(Data entries for graphics)
#####

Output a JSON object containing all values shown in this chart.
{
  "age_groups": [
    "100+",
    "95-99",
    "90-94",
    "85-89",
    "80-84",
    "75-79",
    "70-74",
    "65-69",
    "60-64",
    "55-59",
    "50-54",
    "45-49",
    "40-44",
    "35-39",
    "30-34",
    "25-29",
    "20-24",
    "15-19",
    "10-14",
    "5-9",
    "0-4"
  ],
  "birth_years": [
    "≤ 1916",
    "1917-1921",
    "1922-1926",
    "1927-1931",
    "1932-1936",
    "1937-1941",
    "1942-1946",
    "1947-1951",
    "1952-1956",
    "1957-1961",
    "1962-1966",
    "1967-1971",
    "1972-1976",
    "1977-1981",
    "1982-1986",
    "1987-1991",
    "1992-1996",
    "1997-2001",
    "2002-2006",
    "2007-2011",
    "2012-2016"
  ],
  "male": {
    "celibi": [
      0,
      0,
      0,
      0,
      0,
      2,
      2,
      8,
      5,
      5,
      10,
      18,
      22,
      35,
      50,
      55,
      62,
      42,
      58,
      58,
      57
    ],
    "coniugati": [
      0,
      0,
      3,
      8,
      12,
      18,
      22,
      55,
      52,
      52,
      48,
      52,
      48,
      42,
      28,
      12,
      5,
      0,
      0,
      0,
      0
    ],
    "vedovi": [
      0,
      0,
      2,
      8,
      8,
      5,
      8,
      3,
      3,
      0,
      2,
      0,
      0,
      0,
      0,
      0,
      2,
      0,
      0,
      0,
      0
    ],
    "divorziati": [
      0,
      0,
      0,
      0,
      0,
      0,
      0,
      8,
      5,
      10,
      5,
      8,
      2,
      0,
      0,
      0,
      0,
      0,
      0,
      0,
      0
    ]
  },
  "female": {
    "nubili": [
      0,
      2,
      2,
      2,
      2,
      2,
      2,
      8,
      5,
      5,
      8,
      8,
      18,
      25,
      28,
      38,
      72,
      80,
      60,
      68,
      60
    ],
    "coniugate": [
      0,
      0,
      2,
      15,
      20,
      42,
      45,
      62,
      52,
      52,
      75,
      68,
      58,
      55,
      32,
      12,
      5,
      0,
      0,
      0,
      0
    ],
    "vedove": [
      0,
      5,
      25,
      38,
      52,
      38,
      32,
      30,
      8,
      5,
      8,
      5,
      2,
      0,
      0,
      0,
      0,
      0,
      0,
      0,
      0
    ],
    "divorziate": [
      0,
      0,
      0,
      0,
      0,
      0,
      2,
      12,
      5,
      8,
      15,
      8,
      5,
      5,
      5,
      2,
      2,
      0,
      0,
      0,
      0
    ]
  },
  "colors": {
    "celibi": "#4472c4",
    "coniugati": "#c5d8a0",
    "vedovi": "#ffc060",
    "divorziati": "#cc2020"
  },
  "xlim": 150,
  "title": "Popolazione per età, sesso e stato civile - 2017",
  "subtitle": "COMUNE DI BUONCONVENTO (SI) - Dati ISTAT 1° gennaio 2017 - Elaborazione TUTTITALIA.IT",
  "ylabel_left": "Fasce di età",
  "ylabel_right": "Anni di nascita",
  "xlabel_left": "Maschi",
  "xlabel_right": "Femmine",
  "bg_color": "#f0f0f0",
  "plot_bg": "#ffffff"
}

#####

▶ [Written task]:
Copy out every line of the data above, exactly as given.

▶ [Written response]:
Output a JSON object containing all values shown in this chart.
{
  "age_groups": [
    "100+",
    "95-99",
    "90-94",
    "85-89",
    "80-84",
    "75-79",
    "70-74",
    "65-69",
    "60-64",
    "55-59",
    "50-54",
    "45-49",
    "40-44",
    "35-39",
    "30-34",
    "25-29",
    "20-24",
    "15-19",
    "10-14",
    "5-9",
    "0-4"
  ],
  "birth_years": [
    "≤ 1916",
    "1917-1921",
    "1922-1926",
    "1927-1931",
    "1932-1936",
    "1937-1941",
    "1942-1946",
    "1947-1951",
    "1952-1956",
    "1957-1961",
    "1962-1966",
    "1967-1971",
    "1972-1976",
    "1977-1981",
    "1982-1986",
    "1987-1991",
    "1992-1996",
    "1997-2001",
    "2002-2006",
    "2007-2011",
    "2012-2016"
  ],
  "male": {
    "celibi": [
      0,
      0,
      0,
      0,
      0,
      2,
      2,
      8,
      5,
      5,
      10,
      18,
      22,
      35,
      50,
      55,
      62,
      42,
      58,
      58,
      57
    ],
    "coniugati": [
      0,
      0,
      3,
      8,
      12,
      18,
      22,
      55,
      52,
      52,
      48,
      52,
      48,
      42,
      28,
      12,
      5,
      0,
      0,
      0,
      0
    ],
    "vedovi": [
      0,
      0,
      2,
      8,
      8,
      5,
      8,
      3,
      3,
      0,
      2,
      0,
      0,
      0,
      0,
      0,
      2,
      0,
      0,
      0,
      0
    ],
    "divorziati": [
      0,
      0,
      0,
      0,
      0,
      0,
      0,
      8,
      5,
      10,
      5,
      8,
      2,
      0,
      0,
      0,
      0,
      0,
      0,
      0,
      0
    ]
  },
  "female": {
    "nubili": [
      0,
      2,
      2,
      2,
      2,
      2,
      2,
      8,
      5,
      5,
      8,
      8,
      18,
      25,
      28,
      38,
      72,
      80,
      60,
      68,
      60
    ],
    "coniugate": [
      0,
      0,
      2,
      15,
      20,
      42,
      45,
      62,
      52,
      52,
      75,
      68,
      58,
      55,
      32,
      12,
      5,
      0,
      0,
      0,
      0
    ],
    "vedove": [
      0,
      5,
      25,
      38,
      52,
      38,
      32,
      30,
      8,
      5,
      8,
      5,
      2,
      0,
      0,
      0,
      0,
      0,
      0,
      0,
      0
    ],
    "divorziate": [
      0,
      0,
      0,
      0,
      0,
      0,
      2,
      12,
      5,
      8,
      15,
      8,
      5,
      5,
      5,
      2,
      2,
      0,
      0,
      0,
      0
    ]
  },
  "colors": {
    "celibi": "#4472c4",
    "coniugati": "#c5d8a0",
    "vedovi": "#ffc060",
    "divorziati": "#cc2020"
  },
  "xlim": 150,
  "title": "Popolazione per età, sesso e stato civile - 2017",
  "subtitle": "COMUNE DI BUONCONVENTO (SI) - Dati ISTAT 1° gennaio 2017 - Elaborazione TUTTITALIA.IT",
  "ylabel_left": "Fasce di età",
  "ylabel_right": "Anni di nascita",
  "xlabel_left": "Maschi",
  "xlabel_right": "Femmine",
  "bg_color": "#f0f0f0",
  "plot_bg": "#ffffff"
}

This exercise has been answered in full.